[Extracted records]
○ ○ ○ ○

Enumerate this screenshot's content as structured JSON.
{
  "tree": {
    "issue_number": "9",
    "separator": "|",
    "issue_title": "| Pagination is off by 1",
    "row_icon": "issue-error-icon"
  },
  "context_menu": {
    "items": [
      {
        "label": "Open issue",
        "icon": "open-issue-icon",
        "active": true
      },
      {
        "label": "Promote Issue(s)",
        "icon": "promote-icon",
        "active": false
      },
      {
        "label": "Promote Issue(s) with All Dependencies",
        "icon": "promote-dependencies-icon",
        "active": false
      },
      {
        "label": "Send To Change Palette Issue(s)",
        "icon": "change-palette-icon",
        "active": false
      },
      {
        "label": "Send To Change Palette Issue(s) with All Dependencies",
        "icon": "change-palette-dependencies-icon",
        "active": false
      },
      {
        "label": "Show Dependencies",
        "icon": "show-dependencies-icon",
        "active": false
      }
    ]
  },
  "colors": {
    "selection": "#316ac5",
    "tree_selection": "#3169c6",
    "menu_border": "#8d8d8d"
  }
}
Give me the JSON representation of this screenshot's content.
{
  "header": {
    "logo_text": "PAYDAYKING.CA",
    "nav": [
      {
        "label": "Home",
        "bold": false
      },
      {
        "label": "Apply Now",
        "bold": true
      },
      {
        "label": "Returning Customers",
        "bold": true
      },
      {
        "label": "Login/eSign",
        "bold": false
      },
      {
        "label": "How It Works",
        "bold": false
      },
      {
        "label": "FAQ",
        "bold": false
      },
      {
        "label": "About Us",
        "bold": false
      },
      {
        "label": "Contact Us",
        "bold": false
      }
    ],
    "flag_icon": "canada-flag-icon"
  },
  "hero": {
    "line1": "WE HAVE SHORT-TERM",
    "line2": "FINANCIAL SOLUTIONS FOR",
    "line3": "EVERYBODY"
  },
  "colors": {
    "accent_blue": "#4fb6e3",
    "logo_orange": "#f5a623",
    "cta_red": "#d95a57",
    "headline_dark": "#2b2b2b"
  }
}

○ ○ ○ ○

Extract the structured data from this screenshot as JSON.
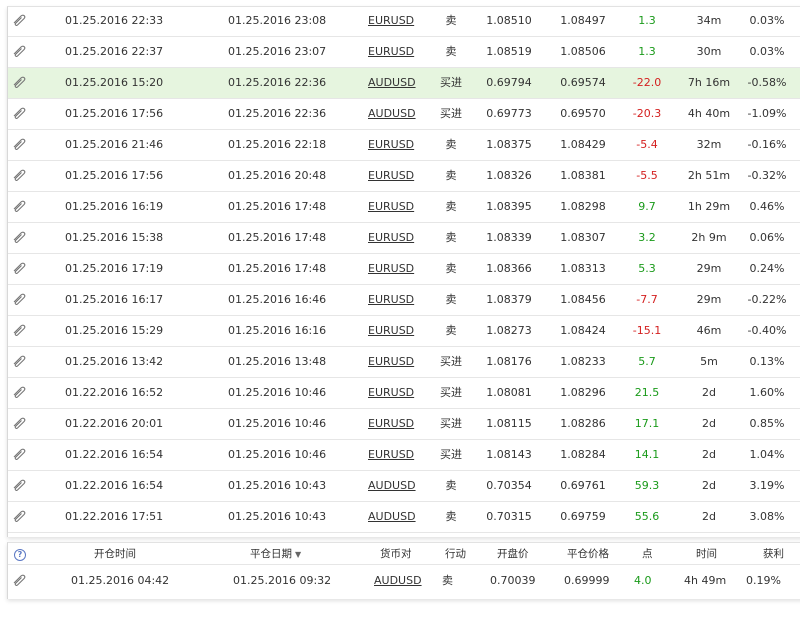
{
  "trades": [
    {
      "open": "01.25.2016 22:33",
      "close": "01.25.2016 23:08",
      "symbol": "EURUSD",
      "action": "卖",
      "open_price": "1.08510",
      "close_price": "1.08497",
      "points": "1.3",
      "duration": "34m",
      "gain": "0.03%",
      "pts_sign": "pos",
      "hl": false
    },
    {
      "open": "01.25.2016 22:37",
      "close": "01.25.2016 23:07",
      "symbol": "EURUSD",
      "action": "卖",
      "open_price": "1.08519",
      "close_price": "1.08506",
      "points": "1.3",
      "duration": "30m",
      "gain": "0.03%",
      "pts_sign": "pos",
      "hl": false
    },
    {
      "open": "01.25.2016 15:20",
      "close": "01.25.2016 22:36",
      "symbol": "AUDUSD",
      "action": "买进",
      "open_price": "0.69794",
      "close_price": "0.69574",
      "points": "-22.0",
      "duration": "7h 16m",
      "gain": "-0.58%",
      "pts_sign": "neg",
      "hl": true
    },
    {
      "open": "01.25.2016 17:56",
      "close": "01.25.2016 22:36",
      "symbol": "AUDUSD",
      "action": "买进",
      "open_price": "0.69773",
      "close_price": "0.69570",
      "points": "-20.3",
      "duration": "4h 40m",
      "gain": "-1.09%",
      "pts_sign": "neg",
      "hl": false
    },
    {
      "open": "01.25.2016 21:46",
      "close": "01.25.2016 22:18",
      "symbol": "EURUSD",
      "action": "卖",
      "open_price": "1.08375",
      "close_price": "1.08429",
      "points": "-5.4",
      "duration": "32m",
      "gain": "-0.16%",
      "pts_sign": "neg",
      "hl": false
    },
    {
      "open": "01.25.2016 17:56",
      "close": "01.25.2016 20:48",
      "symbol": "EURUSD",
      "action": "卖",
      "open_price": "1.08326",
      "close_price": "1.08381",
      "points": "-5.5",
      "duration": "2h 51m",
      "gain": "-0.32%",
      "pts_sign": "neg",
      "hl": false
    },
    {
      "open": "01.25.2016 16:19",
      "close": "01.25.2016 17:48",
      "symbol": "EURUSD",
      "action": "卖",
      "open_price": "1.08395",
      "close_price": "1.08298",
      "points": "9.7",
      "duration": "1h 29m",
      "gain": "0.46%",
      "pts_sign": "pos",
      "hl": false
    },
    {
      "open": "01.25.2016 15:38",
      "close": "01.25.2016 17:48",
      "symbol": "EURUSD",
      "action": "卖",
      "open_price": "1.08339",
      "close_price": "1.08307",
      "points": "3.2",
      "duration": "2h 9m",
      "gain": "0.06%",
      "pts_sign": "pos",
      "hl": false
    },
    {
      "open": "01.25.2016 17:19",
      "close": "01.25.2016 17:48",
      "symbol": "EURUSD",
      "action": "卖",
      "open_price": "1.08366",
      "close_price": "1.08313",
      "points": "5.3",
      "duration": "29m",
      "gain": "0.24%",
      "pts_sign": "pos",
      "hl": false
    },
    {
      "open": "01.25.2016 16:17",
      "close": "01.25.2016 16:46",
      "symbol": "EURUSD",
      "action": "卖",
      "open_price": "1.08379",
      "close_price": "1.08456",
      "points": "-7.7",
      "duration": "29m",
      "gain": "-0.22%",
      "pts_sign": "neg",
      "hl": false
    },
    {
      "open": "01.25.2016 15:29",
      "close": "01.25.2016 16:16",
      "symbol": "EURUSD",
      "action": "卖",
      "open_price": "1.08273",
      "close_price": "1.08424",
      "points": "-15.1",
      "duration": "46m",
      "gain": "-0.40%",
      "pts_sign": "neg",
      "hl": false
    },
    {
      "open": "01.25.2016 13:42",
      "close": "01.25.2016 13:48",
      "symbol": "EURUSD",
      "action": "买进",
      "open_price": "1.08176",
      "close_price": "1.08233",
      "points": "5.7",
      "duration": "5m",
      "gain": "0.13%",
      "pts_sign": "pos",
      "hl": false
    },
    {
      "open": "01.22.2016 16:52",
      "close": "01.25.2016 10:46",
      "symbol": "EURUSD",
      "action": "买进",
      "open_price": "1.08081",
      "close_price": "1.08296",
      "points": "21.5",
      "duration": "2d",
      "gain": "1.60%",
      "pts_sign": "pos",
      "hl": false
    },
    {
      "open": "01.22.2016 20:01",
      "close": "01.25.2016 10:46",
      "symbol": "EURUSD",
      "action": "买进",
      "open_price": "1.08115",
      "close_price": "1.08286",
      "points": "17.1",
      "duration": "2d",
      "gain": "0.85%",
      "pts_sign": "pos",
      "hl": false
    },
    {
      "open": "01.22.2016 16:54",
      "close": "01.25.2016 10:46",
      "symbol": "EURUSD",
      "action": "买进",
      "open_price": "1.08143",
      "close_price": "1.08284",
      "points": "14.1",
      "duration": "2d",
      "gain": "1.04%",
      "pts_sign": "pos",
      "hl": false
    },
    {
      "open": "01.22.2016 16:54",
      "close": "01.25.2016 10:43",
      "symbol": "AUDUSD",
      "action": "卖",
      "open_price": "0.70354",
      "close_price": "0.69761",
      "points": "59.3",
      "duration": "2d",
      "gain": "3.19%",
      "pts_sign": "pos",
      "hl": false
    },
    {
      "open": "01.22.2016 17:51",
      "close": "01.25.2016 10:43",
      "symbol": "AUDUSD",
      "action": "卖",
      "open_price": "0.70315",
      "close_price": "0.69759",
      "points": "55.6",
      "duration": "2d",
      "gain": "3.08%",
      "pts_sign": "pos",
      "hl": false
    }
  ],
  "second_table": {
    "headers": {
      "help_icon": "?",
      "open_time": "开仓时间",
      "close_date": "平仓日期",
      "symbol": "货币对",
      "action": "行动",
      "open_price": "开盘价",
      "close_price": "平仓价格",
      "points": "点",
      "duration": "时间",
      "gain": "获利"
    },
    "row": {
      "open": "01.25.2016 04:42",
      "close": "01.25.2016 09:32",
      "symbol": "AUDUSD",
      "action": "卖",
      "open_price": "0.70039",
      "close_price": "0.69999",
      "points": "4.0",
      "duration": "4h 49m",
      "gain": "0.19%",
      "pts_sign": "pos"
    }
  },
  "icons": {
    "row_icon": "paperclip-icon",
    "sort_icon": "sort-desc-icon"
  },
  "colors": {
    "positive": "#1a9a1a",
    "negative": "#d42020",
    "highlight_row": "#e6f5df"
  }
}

○ ○ ○ ○

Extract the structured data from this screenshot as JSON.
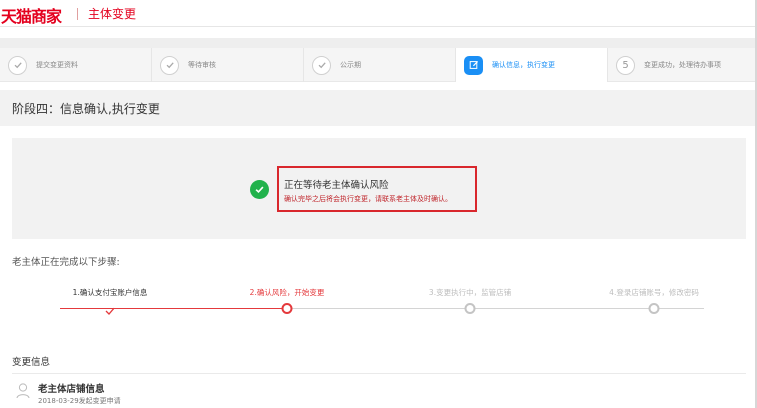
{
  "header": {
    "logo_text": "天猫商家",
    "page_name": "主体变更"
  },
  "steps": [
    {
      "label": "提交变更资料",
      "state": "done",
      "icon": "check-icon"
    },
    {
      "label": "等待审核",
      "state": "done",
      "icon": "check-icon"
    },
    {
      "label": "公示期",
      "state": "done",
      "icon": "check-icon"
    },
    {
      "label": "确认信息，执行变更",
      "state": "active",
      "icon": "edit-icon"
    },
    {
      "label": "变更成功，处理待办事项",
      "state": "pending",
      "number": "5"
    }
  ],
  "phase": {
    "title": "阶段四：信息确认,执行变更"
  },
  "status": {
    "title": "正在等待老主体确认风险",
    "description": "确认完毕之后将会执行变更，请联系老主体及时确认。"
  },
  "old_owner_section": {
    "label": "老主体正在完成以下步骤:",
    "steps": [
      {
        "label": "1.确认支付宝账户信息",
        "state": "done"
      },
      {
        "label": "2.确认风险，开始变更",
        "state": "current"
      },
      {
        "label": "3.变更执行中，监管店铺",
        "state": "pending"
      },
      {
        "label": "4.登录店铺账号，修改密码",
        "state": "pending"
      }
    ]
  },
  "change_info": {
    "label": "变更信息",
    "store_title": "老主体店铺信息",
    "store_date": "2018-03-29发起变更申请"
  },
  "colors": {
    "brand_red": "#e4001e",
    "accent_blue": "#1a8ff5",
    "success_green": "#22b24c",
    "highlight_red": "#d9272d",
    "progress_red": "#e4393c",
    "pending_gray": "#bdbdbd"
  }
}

○ ○ ○ ○

» **WHAT YOU HAVE TO DO**
Go over the entries above and say how many lines hold the string "screenshot", with no other text.

» **FINAL RESULT**
4